Collection entries:
_ _ _

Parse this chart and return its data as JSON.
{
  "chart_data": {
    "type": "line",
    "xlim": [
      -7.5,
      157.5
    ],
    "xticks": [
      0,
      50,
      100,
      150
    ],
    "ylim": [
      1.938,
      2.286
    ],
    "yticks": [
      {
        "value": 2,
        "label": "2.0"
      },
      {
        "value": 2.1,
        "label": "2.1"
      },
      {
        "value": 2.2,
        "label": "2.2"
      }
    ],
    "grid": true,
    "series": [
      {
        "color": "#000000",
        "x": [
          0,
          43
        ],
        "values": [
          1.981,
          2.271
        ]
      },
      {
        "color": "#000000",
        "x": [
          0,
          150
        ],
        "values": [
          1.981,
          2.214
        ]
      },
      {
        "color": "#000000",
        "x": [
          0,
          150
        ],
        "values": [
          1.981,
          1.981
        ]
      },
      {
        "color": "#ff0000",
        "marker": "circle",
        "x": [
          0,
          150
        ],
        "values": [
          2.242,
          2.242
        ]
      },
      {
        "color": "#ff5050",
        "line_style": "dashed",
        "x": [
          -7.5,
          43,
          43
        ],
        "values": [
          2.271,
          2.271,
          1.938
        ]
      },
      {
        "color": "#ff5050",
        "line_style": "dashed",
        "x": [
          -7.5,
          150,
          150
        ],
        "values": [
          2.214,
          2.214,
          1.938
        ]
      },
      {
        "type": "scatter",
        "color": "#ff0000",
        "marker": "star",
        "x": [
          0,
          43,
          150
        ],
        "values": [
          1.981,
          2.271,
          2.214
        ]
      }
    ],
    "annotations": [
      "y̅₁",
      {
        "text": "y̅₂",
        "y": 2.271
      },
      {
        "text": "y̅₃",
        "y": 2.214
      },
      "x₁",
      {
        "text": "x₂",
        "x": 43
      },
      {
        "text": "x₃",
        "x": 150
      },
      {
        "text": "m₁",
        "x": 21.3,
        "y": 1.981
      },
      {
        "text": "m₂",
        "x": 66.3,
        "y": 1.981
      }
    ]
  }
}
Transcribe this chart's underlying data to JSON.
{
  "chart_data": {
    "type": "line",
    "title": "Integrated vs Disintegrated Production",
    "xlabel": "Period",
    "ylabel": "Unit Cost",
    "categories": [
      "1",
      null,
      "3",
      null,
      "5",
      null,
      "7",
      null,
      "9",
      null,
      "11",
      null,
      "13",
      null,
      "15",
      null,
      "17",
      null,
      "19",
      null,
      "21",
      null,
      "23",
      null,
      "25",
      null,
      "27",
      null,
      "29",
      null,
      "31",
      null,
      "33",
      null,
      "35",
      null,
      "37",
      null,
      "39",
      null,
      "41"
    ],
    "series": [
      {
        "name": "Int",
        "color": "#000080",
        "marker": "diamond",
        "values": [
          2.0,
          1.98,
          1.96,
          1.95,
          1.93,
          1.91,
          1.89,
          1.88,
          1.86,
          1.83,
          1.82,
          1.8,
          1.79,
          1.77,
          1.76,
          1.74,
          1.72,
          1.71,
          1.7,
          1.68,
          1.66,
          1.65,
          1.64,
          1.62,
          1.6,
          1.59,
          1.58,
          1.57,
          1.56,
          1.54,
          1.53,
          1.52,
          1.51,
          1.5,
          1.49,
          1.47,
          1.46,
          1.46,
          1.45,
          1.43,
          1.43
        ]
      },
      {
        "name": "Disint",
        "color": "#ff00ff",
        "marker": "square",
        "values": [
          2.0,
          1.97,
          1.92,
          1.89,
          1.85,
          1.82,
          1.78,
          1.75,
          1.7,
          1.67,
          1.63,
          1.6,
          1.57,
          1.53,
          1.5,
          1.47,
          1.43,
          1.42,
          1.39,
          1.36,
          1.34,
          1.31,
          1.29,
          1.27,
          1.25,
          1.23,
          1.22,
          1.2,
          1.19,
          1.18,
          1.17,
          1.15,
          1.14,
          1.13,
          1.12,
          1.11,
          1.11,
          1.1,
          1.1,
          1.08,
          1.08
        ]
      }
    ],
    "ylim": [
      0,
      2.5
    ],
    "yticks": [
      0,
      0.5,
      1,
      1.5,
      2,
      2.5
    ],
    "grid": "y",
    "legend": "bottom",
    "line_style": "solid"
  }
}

_ _ _

REQUIREMENTS:
Reproduce the material above, every line of it, exactly.

EXERCISE RESPONSE:
Parse this chart and return its data as JSON.
{
  "chart_data": {
    "type": "line",
    "xlim": [
      -7.5,
      157.5
    ],
    "xticks": [
      0,
      50,
      100,
      150
    ],
    "ylim": [
      1.938,
      2.286
    ],
    "yticks": [
      {
        "value": 2,
        "label": "2.0"
      },
      {
        "value": 2.1,
        "label": "2.1"
      },
      {
        "value": 2.2,
        "label": "2.2"
      }
    ],
    "grid": true,
    "series": [
      {
        "color": "#000000",
        "x": [
          0,
          43
        ],
        "values": [
          1.981,
          2.271
        ]
      },
      {
        "color": "#000000",
        "x": [
          0,
          150
        ],
        "values": [
          1.981,
          2.214
        ]
      },
      {
        "color": "#000000",
        "x": [
          0,
          150
        ],
        "values": [
          1.981,
          1.981
        ]
      },
      {
        "color": "#ff0000",
        "marker": "circle",
        "x": [
          0,
          150
        ],
        "values": [
          2.242,
          2.242
        ]
      },
      {
        "color": "#ff5050",
        "line_style": "dashed",
        "x": [
          -7.5,
          43,
          43
        ],
        "values": [
          2.271,
          2.271,
          1.938
        ]
      },
      {
        "color": "#ff5050",
        "line_style": "dashed",
        "x": [
          -7.5,
          150,
          150
        ],
        "values": [
          2.214,
          2.214,
          1.938
        ]
      },
      {
        "type": "scatter",
        "color": "#ff0000",
        "marker": "star",
        "x": [
          0,
          43,
          150
        ],
        "values": [
          1.981,
          2.271,
          2.214
        ]
      }
    ],
    "annotations": [
      "y̅₁",
      {
        "text": "y̅₂",
        "y": 2.271
      },
      {
        "text": "y̅₃",
        "y": 2.214
      },
      "x₁",
      {
        "text": "x₂",
        "x": 43
      },
      {
        "text": "x₃",
        "x": 150
      },
      {
        "text": "m₁",
        "x": 21.3,
        "y": 1.981
      },
      {
        "text": "m₂",
        "x": 66.3,
        "y": 1.981
      }
    ]
  }
}
Transcribe this chart's underlying data to JSON.
{
  "chart_data": {
    "type": "line",
    "title": "Integrated vs Disintegrated Production",
    "xlabel": "Period",
    "ylabel": "Unit Cost",
    "categories": [
      "1",
      null,
      "3",
      null,
      "5",
      null,
      "7",
      null,
      "9",
      null,
      "11",
      null,
      "13",
      null,
      "15",
      null,
      "17",
      null,
      "19",
      null,
      "21",
      null,
      "23",
      null,
      "25",
      null,
      "27",
      null,
      "29",
      null,
      "31",
      null,
      "33",
      null,
      "35",
      null,
      "37",
      null,
      "39",
      null,
      "41"
    ],
    "series": [
      {
        "name": "Int",
        "color": "#000080",
        "marker": "diamond",
        "values": [
          2.0,
          1.98,
          1.96,
          1.95,
          1.93,
          1.91,
          1.89,
          1.88,
          1.86,
          1.83,
          1.82,
          1.8,
          1.79,
          1.77,
          1.76,
          1.74,
          1.72,
          1.71,
          1.7,
          1.68,
          1.66,
          1.65,
          1.64,
          1.62,
          1.6,
          1.59,
          1.58,
          1.57,
          1.56,
          1.54,
          1.53,
          1.52,
          1.51,
          1.5,
          1.49,
          1.47,
          1.46,
          1.46,
          1.45,
          1.43,
          1.43
        ]
      },
      {
        "name": "Disint",
        "color": "#ff00ff",
        "marker": "square",
        "values": [
          2.0,
          1.97,
          1.92,
          1.89,
          1.85,
          1.82,
          1.78,
          1.75,
          1.7,
          1.67,
          1.63,
          1.6,
          1.57,
          1.53,
          1.5,
          1.47,
          1.43,
          1.42,
          1.39,
          1.36,
          1.34,
          1.31,
          1.29,
          1.27,
          1.25,
          1.23,
          1.22,
          1.2,
          1.19,
          1.18,
          1.17,
          1.15,
          1.14,
          1.13,
          1.12,
          1.11,
          1.11,
          1.1,
          1.1,
          1.08,
          1.08
        ]
      }
    ],
    "ylim": [
      0,
      2.5
    ],
    "yticks": [
      0,
      0.5,
      1,
      1.5,
      2,
      2.5
    ],
    "grid": "y",
    "legend": "bottom",
    "line_style": "solid"
  }
}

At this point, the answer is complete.